::: Data for review :::

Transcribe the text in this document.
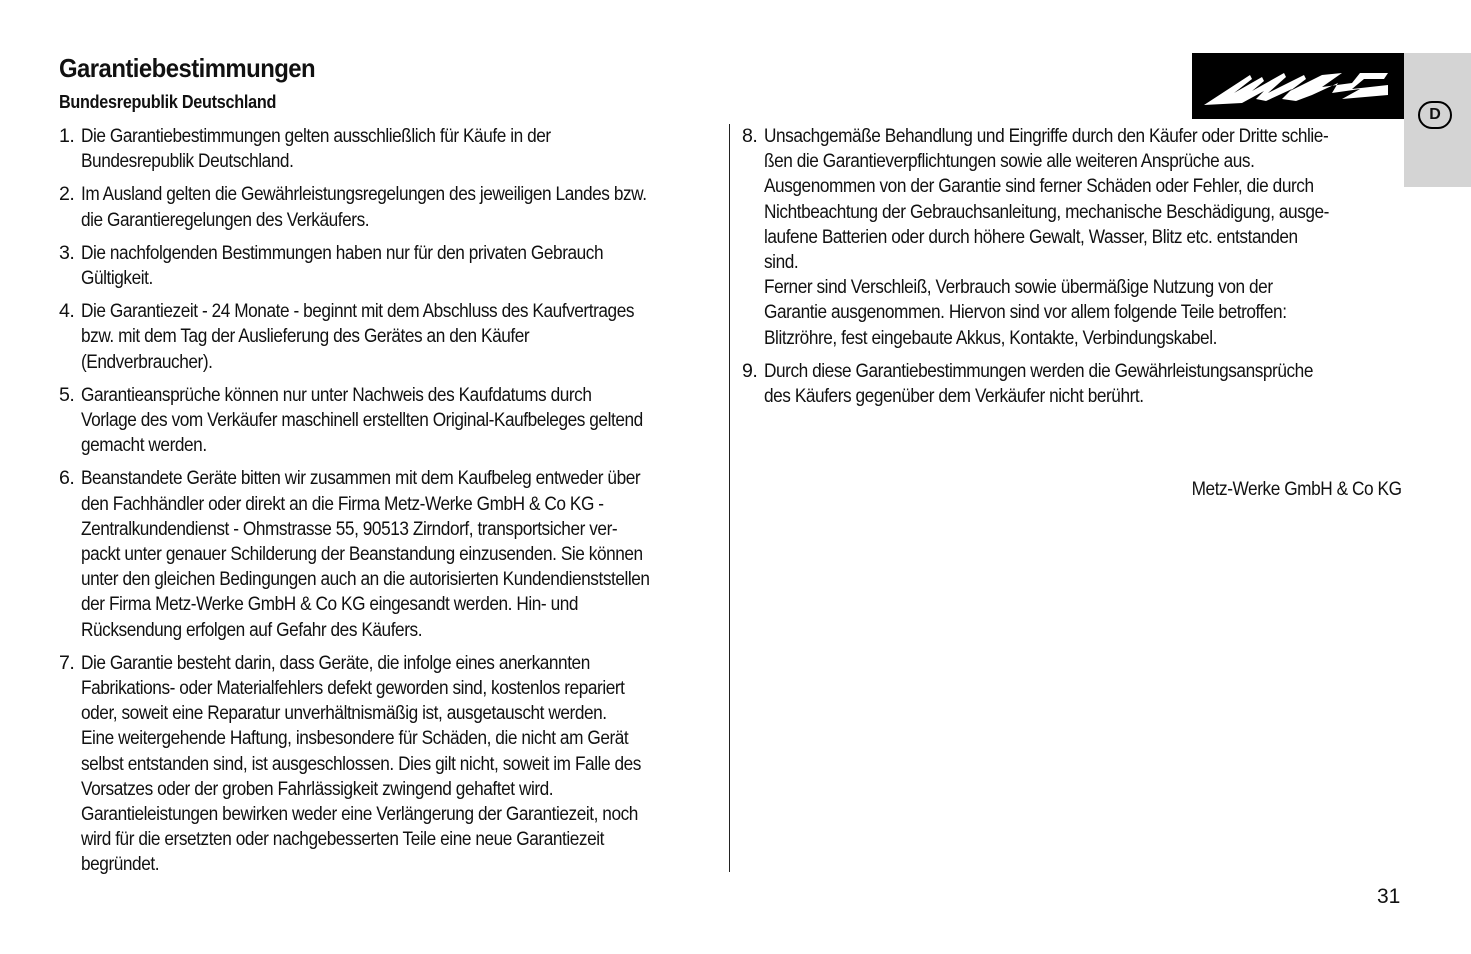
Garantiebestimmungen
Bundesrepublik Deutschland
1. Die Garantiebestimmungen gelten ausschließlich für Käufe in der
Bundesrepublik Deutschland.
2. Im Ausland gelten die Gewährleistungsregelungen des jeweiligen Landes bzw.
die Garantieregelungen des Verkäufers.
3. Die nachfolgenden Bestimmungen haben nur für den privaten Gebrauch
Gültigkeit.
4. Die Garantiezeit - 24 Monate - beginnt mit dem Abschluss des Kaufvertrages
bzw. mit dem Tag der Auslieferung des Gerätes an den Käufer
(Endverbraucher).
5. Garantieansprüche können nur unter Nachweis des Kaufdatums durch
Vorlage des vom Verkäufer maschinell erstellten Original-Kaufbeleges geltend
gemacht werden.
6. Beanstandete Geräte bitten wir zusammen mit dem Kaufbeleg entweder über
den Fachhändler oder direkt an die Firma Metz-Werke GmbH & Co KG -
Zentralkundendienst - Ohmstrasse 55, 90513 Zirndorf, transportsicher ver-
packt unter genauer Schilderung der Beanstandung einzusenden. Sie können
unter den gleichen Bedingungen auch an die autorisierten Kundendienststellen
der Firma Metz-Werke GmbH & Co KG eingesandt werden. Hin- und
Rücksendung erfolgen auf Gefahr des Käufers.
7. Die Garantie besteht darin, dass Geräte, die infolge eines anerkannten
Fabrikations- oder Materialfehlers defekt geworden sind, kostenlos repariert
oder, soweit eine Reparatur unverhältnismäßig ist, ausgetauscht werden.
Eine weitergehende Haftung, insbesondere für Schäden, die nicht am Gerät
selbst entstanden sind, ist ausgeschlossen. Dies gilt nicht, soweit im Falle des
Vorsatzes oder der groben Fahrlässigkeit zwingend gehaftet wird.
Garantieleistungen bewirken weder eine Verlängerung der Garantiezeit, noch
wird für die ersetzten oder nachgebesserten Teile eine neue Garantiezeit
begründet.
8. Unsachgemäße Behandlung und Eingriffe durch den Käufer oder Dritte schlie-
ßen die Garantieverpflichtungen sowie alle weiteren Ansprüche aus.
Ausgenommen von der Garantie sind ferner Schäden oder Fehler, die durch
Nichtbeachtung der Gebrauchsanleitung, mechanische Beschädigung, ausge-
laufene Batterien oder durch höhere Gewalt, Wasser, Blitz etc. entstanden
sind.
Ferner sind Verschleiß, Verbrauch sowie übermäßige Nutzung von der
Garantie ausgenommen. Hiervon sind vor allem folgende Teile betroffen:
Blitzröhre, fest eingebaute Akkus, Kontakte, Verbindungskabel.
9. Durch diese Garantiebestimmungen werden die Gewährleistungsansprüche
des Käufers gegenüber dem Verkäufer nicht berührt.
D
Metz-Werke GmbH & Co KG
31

:::

* Requirement
Leave out the pictures and give the rest of the material again, unaltered.

* Completed task
Transcribe the text in this document.
Garantiebestimmungen
Bundesrepublik Deutschland
1. Die Garantiebestimmungen gelten ausschließlich für Käufe in der
Bundesrepublik Deutschland.
2. Im Ausland gelten die Gewährleistungsregelungen des jeweiligen Landes bzw.
die Garantieregelungen des Verkäufers.
3. Die nachfolgenden Bestimmungen haben nur für den privaten Gebrauch
Gültigkeit.
4. Die Garantiezeit - 24 Monate - beginnt mit dem Abschluss des Kaufvertrages
bzw. mit dem Tag der Auslieferung des Gerätes an den Käufer
(Endverbraucher).
5. Garantieansprüche können nur unter Nachweis des Kaufdatums durch
Vorlage des vom Verkäufer maschinell erstellten Original-Kaufbeleges geltend
gemacht werden.
6. Beanstandete Geräte bitten wir zusammen mit dem Kaufbeleg entweder über
den Fachhändler oder direkt an die Firma Metz-Werke GmbH & Co KG -
Zentralkundendienst - Ohmstrasse 55, 90513 Zirndorf, transportsicher ver-
packt unter genauer Schilderung der Beanstandung einzusenden. Sie können
unter den gleichen Bedingungen auch an die autorisierten Kundendienststellen
der Firma Metz-Werke GmbH & Co KG eingesandt werden. Hin- und
Rücksendung erfolgen auf Gefahr des Käufers.
7. Die Garantie besteht darin, dass Geräte, die infolge eines anerkannten
Fabrikations- oder Materialfehlers defekt geworden sind, kostenlos repariert
oder, soweit eine Reparatur unverhältnismäßig ist, ausgetauscht werden.
Eine weitergehende Haftung, insbesondere für Schäden, die nicht am Gerät
selbst entstanden sind, ist ausgeschlossen. Dies gilt nicht, soweit im Falle des
Vorsatzes oder der groben Fahrlässigkeit zwingend gehaftet wird.
Garantieleistungen bewirken weder eine Verlängerung der Garantiezeit, noch
wird für die ersetzten oder nachgebesserten Teile eine neue Garantiezeit
begründet.
8. Unsachgemäße Behandlung und Eingriffe durch den Käufer oder Dritte schlie-
ßen die Garantieverpflichtungen sowie alle weiteren Ansprüche aus.
Ausgenommen von der Garantie sind ferner Schäden oder Fehler, die durch
Nichtbeachtung der Gebrauchsanleitung, mechanische Beschädigung, ausge-
laufene Batterien oder durch höhere Gewalt, Wasser, Blitz etc. entstanden
sind.
Ferner sind Verschleiß, Verbrauch sowie übermäßige Nutzung von der
Garantie ausgenommen. Hiervon sind vor allem folgende Teile betroffen:
Blitzröhre, fest eingebaute Akkus, Kontakte, Verbindungskabel.
9. Durch diese Garantiebestimmungen werden die Gewährleistungsansprüche
des Käufers gegenüber dem Verkäufer nicht berührt.
D
Metz-Werke GmbH & Co KG
31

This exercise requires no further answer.